# Given task:
Read through the data and count the lines that contain the string "البحوث"; give only the result.
[Begin]
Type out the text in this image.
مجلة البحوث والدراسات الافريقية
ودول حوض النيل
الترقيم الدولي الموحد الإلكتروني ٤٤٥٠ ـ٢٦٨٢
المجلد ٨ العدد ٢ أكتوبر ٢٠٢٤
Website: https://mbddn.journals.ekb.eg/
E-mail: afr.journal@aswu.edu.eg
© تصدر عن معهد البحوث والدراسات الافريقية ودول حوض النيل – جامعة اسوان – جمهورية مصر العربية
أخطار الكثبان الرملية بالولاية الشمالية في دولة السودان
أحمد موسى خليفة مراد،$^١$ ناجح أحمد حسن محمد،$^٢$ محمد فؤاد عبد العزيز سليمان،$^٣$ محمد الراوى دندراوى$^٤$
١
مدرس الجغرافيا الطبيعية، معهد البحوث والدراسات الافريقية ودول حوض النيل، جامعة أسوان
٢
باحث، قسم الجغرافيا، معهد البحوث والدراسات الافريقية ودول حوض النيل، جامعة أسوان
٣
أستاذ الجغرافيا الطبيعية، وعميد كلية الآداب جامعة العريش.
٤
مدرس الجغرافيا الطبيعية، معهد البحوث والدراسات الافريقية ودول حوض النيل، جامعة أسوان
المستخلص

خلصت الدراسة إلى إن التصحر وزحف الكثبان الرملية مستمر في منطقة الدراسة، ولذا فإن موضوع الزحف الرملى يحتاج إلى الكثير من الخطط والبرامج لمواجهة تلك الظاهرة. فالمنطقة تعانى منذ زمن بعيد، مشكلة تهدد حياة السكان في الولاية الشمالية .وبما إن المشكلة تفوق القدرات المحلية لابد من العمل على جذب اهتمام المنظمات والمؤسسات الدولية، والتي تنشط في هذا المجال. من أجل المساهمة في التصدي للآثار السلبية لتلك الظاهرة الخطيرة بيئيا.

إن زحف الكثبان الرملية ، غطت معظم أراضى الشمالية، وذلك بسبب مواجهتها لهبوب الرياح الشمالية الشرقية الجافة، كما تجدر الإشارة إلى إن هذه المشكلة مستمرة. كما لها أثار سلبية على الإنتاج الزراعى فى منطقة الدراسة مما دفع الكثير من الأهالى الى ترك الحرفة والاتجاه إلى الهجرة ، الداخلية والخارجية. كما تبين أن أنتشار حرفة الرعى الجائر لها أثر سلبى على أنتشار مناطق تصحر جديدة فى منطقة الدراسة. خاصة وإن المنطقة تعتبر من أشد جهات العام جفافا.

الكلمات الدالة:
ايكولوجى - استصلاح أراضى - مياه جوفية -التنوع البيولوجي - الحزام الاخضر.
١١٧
[End]
# Exercise answer:
5